[START Input rows]

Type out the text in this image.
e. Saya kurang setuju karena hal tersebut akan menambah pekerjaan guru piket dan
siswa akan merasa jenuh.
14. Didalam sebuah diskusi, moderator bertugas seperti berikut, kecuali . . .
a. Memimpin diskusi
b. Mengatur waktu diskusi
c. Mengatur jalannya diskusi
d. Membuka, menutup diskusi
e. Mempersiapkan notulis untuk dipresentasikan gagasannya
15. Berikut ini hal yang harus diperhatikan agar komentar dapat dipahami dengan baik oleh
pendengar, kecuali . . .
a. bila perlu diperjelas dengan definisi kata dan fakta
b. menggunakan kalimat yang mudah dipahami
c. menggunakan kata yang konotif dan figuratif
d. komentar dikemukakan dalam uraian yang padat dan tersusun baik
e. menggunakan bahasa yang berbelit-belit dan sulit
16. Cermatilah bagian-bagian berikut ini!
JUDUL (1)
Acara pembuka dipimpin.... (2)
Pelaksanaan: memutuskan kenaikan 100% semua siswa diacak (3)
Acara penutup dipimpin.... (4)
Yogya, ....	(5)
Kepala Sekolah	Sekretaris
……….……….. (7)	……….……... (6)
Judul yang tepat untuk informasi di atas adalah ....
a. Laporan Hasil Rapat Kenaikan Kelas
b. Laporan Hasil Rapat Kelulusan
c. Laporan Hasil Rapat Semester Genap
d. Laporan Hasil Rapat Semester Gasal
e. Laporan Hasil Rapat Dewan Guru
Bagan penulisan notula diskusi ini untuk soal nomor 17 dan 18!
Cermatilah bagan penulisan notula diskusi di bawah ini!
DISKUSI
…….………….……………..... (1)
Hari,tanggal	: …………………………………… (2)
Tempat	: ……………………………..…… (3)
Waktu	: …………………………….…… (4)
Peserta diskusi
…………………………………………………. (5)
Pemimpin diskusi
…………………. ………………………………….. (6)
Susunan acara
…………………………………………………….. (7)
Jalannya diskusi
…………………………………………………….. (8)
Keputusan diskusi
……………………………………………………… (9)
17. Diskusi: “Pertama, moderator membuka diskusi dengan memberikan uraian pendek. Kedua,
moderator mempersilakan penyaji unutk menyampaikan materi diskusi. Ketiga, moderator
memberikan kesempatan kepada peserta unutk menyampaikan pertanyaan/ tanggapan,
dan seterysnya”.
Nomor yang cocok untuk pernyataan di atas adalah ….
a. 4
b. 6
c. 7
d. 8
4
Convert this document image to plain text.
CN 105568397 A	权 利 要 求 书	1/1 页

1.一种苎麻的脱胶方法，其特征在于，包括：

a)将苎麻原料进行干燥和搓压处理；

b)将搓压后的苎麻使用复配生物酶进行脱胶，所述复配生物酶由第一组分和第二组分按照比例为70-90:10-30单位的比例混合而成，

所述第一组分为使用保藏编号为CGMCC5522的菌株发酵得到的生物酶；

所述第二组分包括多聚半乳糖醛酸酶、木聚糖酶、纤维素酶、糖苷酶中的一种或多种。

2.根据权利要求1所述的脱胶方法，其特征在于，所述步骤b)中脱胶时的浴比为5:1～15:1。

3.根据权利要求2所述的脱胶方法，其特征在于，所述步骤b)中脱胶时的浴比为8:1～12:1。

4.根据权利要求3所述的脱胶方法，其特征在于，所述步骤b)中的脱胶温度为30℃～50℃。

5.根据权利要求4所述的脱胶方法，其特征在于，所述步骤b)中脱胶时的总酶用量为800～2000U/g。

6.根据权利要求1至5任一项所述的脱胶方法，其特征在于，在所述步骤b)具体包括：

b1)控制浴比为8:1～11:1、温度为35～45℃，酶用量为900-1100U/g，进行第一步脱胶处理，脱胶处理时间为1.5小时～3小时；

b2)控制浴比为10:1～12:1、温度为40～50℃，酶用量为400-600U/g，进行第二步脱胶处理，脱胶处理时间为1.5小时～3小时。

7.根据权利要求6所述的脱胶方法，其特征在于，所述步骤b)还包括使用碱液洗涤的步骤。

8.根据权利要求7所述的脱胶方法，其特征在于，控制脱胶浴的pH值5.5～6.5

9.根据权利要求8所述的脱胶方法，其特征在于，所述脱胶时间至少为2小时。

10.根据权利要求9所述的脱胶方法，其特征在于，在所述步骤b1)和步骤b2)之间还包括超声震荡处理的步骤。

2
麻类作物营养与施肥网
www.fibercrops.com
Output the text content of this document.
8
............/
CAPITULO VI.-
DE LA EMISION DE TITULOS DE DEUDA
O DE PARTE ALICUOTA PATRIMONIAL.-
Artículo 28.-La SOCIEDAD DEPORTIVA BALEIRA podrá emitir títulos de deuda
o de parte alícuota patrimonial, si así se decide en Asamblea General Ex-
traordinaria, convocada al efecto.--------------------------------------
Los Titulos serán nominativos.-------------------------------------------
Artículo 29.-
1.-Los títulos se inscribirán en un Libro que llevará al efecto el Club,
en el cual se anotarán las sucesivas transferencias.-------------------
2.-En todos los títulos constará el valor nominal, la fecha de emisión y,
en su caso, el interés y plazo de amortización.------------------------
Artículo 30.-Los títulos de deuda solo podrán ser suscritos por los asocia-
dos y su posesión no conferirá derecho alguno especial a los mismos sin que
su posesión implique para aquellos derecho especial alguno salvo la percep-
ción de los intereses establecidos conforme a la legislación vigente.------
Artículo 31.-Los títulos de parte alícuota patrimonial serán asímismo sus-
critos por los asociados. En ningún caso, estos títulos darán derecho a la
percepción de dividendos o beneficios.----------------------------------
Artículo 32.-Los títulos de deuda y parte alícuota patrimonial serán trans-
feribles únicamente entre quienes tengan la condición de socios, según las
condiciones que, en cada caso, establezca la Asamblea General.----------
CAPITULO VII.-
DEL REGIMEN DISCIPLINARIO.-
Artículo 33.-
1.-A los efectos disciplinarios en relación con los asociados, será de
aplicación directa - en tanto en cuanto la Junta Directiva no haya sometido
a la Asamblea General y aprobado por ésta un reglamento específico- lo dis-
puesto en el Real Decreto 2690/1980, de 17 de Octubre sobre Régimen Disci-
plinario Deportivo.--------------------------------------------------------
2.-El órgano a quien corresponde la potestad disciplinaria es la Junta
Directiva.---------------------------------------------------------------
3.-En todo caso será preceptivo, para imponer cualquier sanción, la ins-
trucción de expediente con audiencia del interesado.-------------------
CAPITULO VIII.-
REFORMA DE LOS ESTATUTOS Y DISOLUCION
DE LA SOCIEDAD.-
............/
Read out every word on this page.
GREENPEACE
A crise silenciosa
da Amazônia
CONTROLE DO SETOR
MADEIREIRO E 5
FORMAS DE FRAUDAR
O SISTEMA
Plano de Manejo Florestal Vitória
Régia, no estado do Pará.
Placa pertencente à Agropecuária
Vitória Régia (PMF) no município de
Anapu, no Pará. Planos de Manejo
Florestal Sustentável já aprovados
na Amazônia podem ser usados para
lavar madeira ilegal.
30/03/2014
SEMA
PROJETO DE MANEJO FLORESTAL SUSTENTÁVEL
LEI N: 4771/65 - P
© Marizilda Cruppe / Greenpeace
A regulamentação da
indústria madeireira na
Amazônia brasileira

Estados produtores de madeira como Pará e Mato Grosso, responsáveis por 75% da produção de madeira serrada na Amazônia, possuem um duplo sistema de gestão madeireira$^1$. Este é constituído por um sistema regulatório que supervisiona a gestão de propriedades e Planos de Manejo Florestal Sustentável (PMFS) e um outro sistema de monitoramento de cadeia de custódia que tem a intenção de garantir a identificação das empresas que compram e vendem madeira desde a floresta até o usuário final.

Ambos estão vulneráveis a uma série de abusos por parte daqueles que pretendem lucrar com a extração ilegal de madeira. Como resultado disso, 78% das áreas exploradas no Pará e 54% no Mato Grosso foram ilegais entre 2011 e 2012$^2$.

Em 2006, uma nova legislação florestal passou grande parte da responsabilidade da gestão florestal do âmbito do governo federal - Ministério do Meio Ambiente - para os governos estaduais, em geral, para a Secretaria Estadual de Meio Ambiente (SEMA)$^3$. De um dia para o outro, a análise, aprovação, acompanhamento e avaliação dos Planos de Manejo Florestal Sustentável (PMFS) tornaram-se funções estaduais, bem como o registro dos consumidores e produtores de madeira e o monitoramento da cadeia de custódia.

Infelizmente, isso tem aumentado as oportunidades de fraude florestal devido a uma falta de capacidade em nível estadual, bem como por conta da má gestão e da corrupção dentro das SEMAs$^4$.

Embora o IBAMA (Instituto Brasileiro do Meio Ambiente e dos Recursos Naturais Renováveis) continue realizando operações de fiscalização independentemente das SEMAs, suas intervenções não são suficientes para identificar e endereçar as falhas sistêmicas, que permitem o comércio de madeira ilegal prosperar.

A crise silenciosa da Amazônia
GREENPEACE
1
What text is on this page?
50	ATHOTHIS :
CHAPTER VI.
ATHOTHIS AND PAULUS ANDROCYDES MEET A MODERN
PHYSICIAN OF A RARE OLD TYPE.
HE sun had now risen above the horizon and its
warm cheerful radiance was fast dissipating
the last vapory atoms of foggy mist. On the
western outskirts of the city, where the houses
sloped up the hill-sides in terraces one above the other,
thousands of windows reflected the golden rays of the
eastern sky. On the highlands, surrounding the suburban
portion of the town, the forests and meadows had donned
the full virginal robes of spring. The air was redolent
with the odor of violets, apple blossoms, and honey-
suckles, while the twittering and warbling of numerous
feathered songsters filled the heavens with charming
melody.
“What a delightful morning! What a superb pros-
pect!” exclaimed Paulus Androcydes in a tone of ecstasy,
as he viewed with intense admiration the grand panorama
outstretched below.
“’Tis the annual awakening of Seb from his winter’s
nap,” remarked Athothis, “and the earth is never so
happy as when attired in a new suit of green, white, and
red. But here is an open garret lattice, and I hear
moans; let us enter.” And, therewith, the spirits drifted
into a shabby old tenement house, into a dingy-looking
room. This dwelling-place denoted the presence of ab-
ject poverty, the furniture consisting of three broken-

[END Input rows]

## [Exercise aim]
Copy each line of the preceding data that contains the string "Vitória".

## [Answer for the task]
Plano de Manejo Florestal Vitória
Vitória Régia (PMF) no município de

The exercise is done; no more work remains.